= Work to complete =
What follows is a set of records; repeat all of them exactly.

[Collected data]

++++++++

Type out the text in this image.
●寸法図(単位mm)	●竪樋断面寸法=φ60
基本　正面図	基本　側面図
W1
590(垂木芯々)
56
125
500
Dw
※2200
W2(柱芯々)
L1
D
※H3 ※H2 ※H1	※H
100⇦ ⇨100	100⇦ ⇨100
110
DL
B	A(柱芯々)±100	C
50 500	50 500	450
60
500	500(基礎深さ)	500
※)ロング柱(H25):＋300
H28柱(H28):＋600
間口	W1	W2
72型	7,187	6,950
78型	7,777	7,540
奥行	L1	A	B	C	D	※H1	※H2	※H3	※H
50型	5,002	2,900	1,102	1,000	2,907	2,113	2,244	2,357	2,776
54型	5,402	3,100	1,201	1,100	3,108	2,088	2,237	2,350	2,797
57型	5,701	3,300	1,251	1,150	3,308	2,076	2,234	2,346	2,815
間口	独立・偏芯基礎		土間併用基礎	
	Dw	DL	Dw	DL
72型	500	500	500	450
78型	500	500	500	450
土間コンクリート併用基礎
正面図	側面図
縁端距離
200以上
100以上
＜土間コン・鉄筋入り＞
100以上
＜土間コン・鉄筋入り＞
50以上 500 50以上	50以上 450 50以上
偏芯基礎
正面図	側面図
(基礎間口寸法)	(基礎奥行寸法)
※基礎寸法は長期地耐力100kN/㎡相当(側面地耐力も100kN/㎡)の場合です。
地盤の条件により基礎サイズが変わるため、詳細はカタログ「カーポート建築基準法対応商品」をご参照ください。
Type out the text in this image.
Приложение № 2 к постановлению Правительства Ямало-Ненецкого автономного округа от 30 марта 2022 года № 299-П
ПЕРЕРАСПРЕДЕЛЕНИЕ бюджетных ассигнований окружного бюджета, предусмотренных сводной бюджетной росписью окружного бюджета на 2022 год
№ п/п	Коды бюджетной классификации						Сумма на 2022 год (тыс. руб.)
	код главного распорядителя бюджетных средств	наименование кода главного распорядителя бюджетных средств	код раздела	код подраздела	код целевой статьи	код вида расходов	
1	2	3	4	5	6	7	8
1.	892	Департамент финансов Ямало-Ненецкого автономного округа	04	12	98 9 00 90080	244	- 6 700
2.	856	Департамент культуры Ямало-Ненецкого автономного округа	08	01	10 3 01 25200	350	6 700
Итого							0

++++++++

= Written answer =
Type out the text in this image.
●寸法図(単位mm)	●竪樋断面寸法=φ60
基本　正面図	基本　側面図
W1
590(垂木芯々)
56
125
500
Dw
※2200
W2(柱芯々)
L1
D
※H3 ※H2 ※H1	※H
100⇦ ⇨100	100⇦ ⇨100
110
DL
B	A(柱芯々)±100	C
50 500	50 500	450
60
500	500(基礎深さ)	500
※)ロング柱(H25):＋300
H28柱(H28):＋600
間口	W1	W2
72型	7,187	6,950
78型	7,777	7,540
奥行	L1	A	B	C	D	※H1	※H2	※H3	※H
50型	5,002	2,900	1,102	1,000	2,907	2,113	2,244	2,357	2,776
54型	5,402	3,100	1,201	1,100	3,108	2,088	2,237	2,350	2,797
57型	5,701	3,300	1,251	1,150	3,308	2,076	2,234	2,346	2,815
間口	独立・偏芯基礎		土間併用基礎	
	Dw	DL	Dw	DL
72型	500	500	500	450
78型	500	500	500	450
土間コンクリート併用基礎
正面図	側面図
縁端距離
200以上
100以上
＜土間コン・鉄筋入り＞
100以上
＜土間コン・鉄筋入り＞
50以上 500 50以上	50以上 450 50以上
偏芯基礎
正面図	側面図
(基礎間口寸法)	(基礎奥行寸法)
※基礎寸法は長期地耐力100kN/㎡相当(側面地耐力も100kN/㎡)の場合です。
地盤の条件により基礎サイズが変わるため、詳細はカタログ「カーポート建築基準法対応商品」をご参照ください。
Type out the text in this image.
Приложение № 2 к постановлению Правительства Ямало-Ненецкого автономного округа от 30 марта 2022 года № 299-П
ПЕРЕРАСПРЕДЕЛЕНИЕ бюджетных ассигнований окружного бюджета, предусмотренных сводной бюджетной росписью окружного бюджета на 2022 год
№ п/п	Коды бюджетной классификации						Сумма на 2022 год (тыс. руб.)
	код главного распорядителя бюджетных средств	наименование кода главного распорядителя бюджетных средств	код раздела	код подраздела	код целевой статьи	код вида расходов	
1	2	3	4	5	6	7	8
1.	892	Департамент финансов Ямало-Ненецкого автономного округа	04	12	98 9 00 90080	244	- 6 700
2.	856	Департамент культуры Ямало-Ненецкого автономного округа	08	01	10 3 01 25200	350	6 700
Итого							0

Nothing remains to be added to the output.